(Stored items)
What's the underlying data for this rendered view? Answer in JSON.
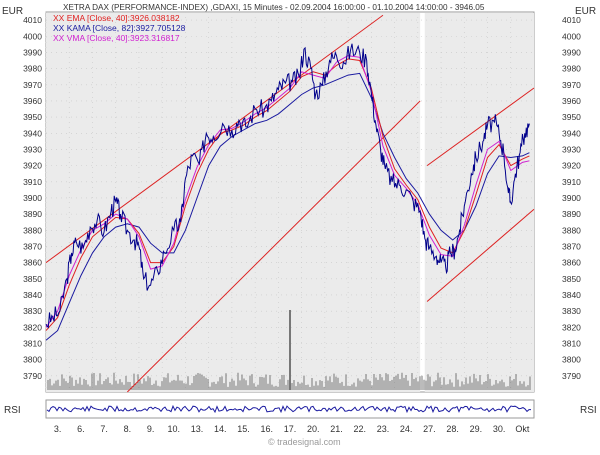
{
  "header": {
    "title": "XETRA DAX (PERFORMANCE-INDEX) ,GDAXI, 15 Minutes - 02.09.2004 16:00:00 - 01.10.2004 14:00:00 - 3946.05",
    "legend": [
      {
        "label": "XX EMA [Close, 40]:3926.038182",
        "color": "#e02020"
      },
      {
        "label": "XX KAMA [Close, 82]:3927.705128",
        "color": "#1a1aa0"
      },
      {
        "label": "XX VMA [Close, 40]:3923.316817",
        "color": "#d020d0"
      }
    ],
    "currency_left": "EUR",
    "currency_right": "EUR",
    "rsi_label_left": "RSI",
    "rsi_label_right": "RSI",
    "watermark": "© tradesignal.com"
  },
  "colors": {
    "price": "#00008b",
    "ema": "#e02020",
    "kama": "#1a1aa0",
    "vma": "#d020d0",
    "channel": "#dd2222",
    "volume": "#777777",
    "rsi": "#1a1aa0",
    "shade": "#ebebeb"
  },
  "chart_data": {
    "type": "line",
    "ylim": [
      3780,
      4015
    ],
    "y_ticks": [
      3790,
      3800,
      3810,
      3820,
      3830,
      3840,
      3850,
      3860,
      3870,
      3880,
      3890,
      3900,
      3910,
      3920,
      3930,
      3940,
      3950,
      3960,
      3970,
      3980,
      3990,
      4000,
      4010
    ],
    "x_range": [
      0,
      21
    ],
    "x_ticks": [
      {
        "x": 0.5,
        "label": "3."
      },
      {
        "x": 1.5,
        "label": "6."
      },
      {
        "x": 2.5,
        "label": "7."
      },
      {
        "x": 3.5,
        "label": "8."
      },
      {
        "x": 4.5,
        "label": "9."
      },
      {
        "x": 5.5,
        "label": "10."
      },
      {
        "x": 6.5,
        "label": "13."
      },
      {
        "x": 7.5,
        "label": "14."
      },
      {
        "x": 8.5,
        "label": "15."
      },
      {
        "x": 9.5,
        "label": "16."
      },
      {
        "x": 10.5,
        "label": "17."
      },
      {
        "x": 11.5,
        "label": "20."
      },
      {
        "x": 12.5,
        "label": "21."
      },
      {
        "x": 13.5,
        "label": "22."
      },
      {
        "x": 14.5,
        "label": "23."
      },
      {
        "x": 15.5,
        "label": "24."
      },
      {
        "x": 16.5,
        "label": "27."
      },
      {
        "x": 17.5,
        "label": "28."
      },
      {
        "x": 18.5,
        "label": "29."
      },
      {
        "x": 19.5,
        "label": "30."
      },
      {
        "x": 20.5,
        "label": "Okt"
      }
    ],
    "price": [
      [
        0.0,
        3822
      ],
      [
        0.3,
        3826
      ],
      [
        0.6,
        3830
      ],
      [
        0.9,
        3850
      ],
      [
        1.1,
        3866
      ],
      [
        1.3,
        3873
      ],
      [
        1.6,
        3869
      ],
      [
        1.9,
        3882
      ],
      [
        2.2,
        3886
      ],
      [
        2.5,
        3879
      ],
      [
        2.8,
        3892
      ],
      [
        3.0,
        3898
      ],
      [
        3.2,
        3890
      ],
      [
        3.5,
        3880
      ],
      [
        3.8,
        3874
      ],
      [
        4.0,
        3870
      ],
      [
        4.2,
        3850
      ],
      [
        4.5,
        3846
      ],
      [
        4.8,
        3855
      ],
      [
        5.1,
        3866
      ],
      [
        5.5,
        3880
      ],
      [
        5.8,
        3885
      ],
      [
        6.0,
        3912
      ],
      [
        6.3,
        3926
      ],
      [
        6.6,
        3921
      ],
      [
        6.9,
        3940
      ],
      [
        7.2,
        3938
      ],
      [
        7.6,
        3946
      ],
      [
        8.0,
        3942
      ],
      [
        8.3,
        3948
      ],
      [
        8.6,
        3944
      ],
      [
        9.0,
        3955
      ],
      [
        9.4,
        3955
      ],
      [
        9.7,
        3960
      ],
      [
        10.0,
        3967
      ],
      [
        10.3,
        3971
      ],
      [
        10.6,
        3972
      ],
      [
        10.9,
        3975
      ],
      [
        11.1,
        3992
      ],
      [
        11.4,
        3980
      ],
      [
        11.6,
        3964
      ],
      [
        11.9,
        3970
      ],
      [
        12.2,
        3985
      ],
      [
        12.5,
        3988
      ],
      [
        12.8,
        3984
      ],
      [
        13.1,
        3991
      ],
      [
        13.5,
        3990
      ],
      [
        13.8,
        3985
      ],
      [
        14.0,
        3965
      ],
      [
        14.2,
        3945
      ],
      [
        14.4,
        3930
      ],
      [
        14.6,
        3918
      ],
      [
        14.9,
        3910
      ],
      [
        15.2,
        3908
      ],
      [
        15.5,
        3905
      ],
      [
        15.8,
        3898
      ],
      [
        16.1,
        3892
      ],
      [
        16.3,
        3875
      ],
      [
        16.5,
        3869
      ],
      [
        16.8,
        3864
      ],
      [
        17.0,
        3860
      ],
      [
        17.2,
        3857
      ],
      [
        17.4,
        3866
      ],
      [
        17.6,
        3868
      ],
      [
        17.8,
        3880
      ],
      [
        18.0,
        3895
      ],
      [
        18.3,
        3915
      ],
      [
        18.5,
        3925
      ],
      [
        18.8,
        3935
      ],
      [
        19.0,
        3945
      ],
      [
        19.3,
        3947
      ],
      [
        19.5,
        3940
      ],
      [
        19.7,
        3928
      ],
      [
        19.9,
        3903
      ],
      [
        20.0,
        3897
      ],
      [
        20.2,
        3915
      ],
      [
        20.4,
        3928
      ],
      [
        20.6,
        3940
      ],
      [
        20.8,
        3946
      ]
    ],
    "ema": [
      [
        0.0,
        3818
      ],
      [
        0.5,
        3826
      ],
      [
        1.0,
        3846
      ],
      [
        1.5,
        3863
      ],
      [
        2.0,
        3876
      ],
      [
        2.5,
        3882
      ],
      [
        3.0,
        3888
      ],
      [
        3.5,
        3887
      ],
      [
        4.0,
        3878
      ],
      [
        4.5,
        3860
      ],
      [
        5.0,
        3860
      ],
      [
        5.5,
        3870
      ],
      [
        6.0,
        3895
      ],
      [
        6.5,
        3915
      ],
      [
        7.0,
        3930
      ],
      [
        7.5,
        3940
      ],
      [
        8.0,
        3942
      ],
      [
        8.5,
        3945
      ],
      [
        9.0,
        3950
      ],
      [
        9.5,
        3954
      ],
      [
        10.0,
        3960
      ],
      [
        10.5,
        3966
      ],
      [
        11.0,
        3975
      ],
      [
        11.5,
        3978
      ],
      [
        12.0,
        3976
      ],
      [
        12.5,
        3982
      ],
      [
        13.0,
        3986
      ],
      [
        13.5,
        3985
      ],
      [
        14.0,
        3968
      ],
      [
        14.5,
        3938
      ],
      [
        15.0,
        3918
      ],
      [
        15.5,
        3908
      ],
      [
        16.0,
        3899
      ],
      [
        16.5,
        3882
      ],
      [
        17.0,
        3869
      ],
      [
        17.5,
        3866
      ],
      [
        18.0,
        3880
      ],
      [
        18.5,
        3902
      ],
      [
        19.0,
        3925
      ],
      [
        19.5,
        3933
      ],
      [
        20.0,
        3920
      ],
      [
        20.5,
        3924
      ],
      [
        20.8,
        3926
      ]
    ],
    "vma": [
      [
        0.0,
        3820
      ],
      [
        0.5,
        3830
      ],
      [
        1.0,
        3852
      ],
      [
        1.5,
        3868
      ],
      [
        2.0,
        3880
      ],
      [
        2.5,
        3884
      ],
      [
        3.0,
        3890
      ],
      [
        3.5,
        3887
      ],
      [
        4.0,
        3876
      ],
      [
        4.5,
        3856
      ],
      [
        5.0,
        3858
      ],
      [
        5.5,
        3872
      ],
      [
        6.0,
        3899
      ],
      [
        6.5,
        3919
      ],
      [
        7.0,
        3933
      ],
      [
        7.5,
        3942
      ],
      [
        8.0,
        3943
      ],
      [
        8.5,
        3947
      ],
      [
        9.0,
        3952
      ],
      [
        9.5,
        3956
      ],
      [
        10.0,
        3962
      ],
      [
        10.5,
        3968
      ],
      [
        11.0,
        3978
      ],
      [
        11.5,
        3976
      ],
      [
        12.0,
        3974
      ],
      [
        12.5,
        3984
      ],
      [
        13.0,
        3988
      ],
      [
        13.5,
        3987
      ],
      [
        14.0,
        3966
      ],
      [
        14.5,
        3932
      ],
      [
        15.0,
        3914
      ],
      [
        15.5,
        3906
      ],
      [
        16.0,
        3896
      ],
      [
        16.5,
        3877
      ],
      [
        17.0,
        3865
      ],
      [
        17.5,
        3864
      ],
      [
        18.0,
        3883
      ],
      [
        18.5,
        3908
      ],
      [
        19.0,
        3930
      ],
      [
        19.5,
        3935
      ],
      [
        20.0,
        3917
      ],
      [
        20.5,
        3922
      ],
      [
        20.8,
        3923
      ]
    ],
    "kama": [
      [
        0.0,
        3812
      ],
      [
        0.5,
        3818
      ],
      [
        1.0,
        3835
      ],
      [
        1.5,
        3852
      ],
      [
        2.0,
        3866
      ],
      [
        2.5,
        3876
      ],
      [
        3.0,
        3882
      ],
      [
        3.5,
        3884
      ],
      [
        4.0,
        3882
      ],
      [
        4.5,
        3872
      ],
      [
        5.0,
        3866
      ],
      [
        5.5,
        3866
      ],
      [
        6.0,
        3880
      ],
      [
        6.5,
        3900
      ],
      [
        7.0,
        3920
      ],
      [
        7.5,
        3932
      ],
      [
        8.0,
        3938
      ],
      [
        8.5,
        3942
      ],
      [
        9.0,
        3946
      ],
      [
        9.5,
        3948
      ],
      [
        10.0,
        3952
      ],
      [
        10.5,
        3958
      ],
      [
        11.0,
        3964
      ],
      [
        11.5,
        3968
      ],
      [
        12.0,
        3970
      ],
      [
        12.5,
        3973
      ],
      [
        13.0,
        3976
      ],
      [
        13.5,
        3977
      ],
      [
        14.0,
        3962
      ],
      [
        14.5,
        3940
      ],
      [
        15.0,
        3925
      ],
      [
        15.5,
        3912
      ],
      [
        16.0,
        3903
      ],
      [
        16.5,
        3890
      ],
      [
        17.0,
        3880
      ],
      [
        17.5,
        3874
      ],
      [
        18.0,
        3880
      ],
      [
        18.5,
        3895
      ],
      [
        19.0,
        3915
      ],
      [
        19.5,
        3926
      ],
      [
        20.0,
        3925
      ],
      [
        20.5,
        3926
      ],
      [
        20.8,
        3928
      ]
    ],
    "channels": [
      {
        "from": [
          0.0,
          3860
        ],
        "to": [
          14.5,
          4013
        ]
      },
      {
        "from": [
          3.5,
          3780
        ],
        "to": [
          16.1,
          3960
        ]
      },
      {
        "from": [
          16.4,
          3920
        ],
        "to": [
          21.0,
          3968
        ]
      },
      {
        "from": [
          16.4,
          3836
        ],
        "to": [
          21.0,
          3893
        ]
      }
    ],
    "shade_ranges": [
      [
        0.0,
        16.1
      ],
      [
        16.3,
        21.0
      ]
    ],
    "volume_spike": {
      "x": 10.5,
      "value": 1.0
    },
    "volume_base": 0.18
  }
}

**STATED TASK**
Pick out lines containing the word "Close", each one as written.

**SOLUTION BELOW**
        "label": "XX EMA [Close, 40]:3926.038182",
        "label": "XX KAMA [Close, 82]:3927.705128",
        "label": "XX VMA [Close, 40]:3923.316817",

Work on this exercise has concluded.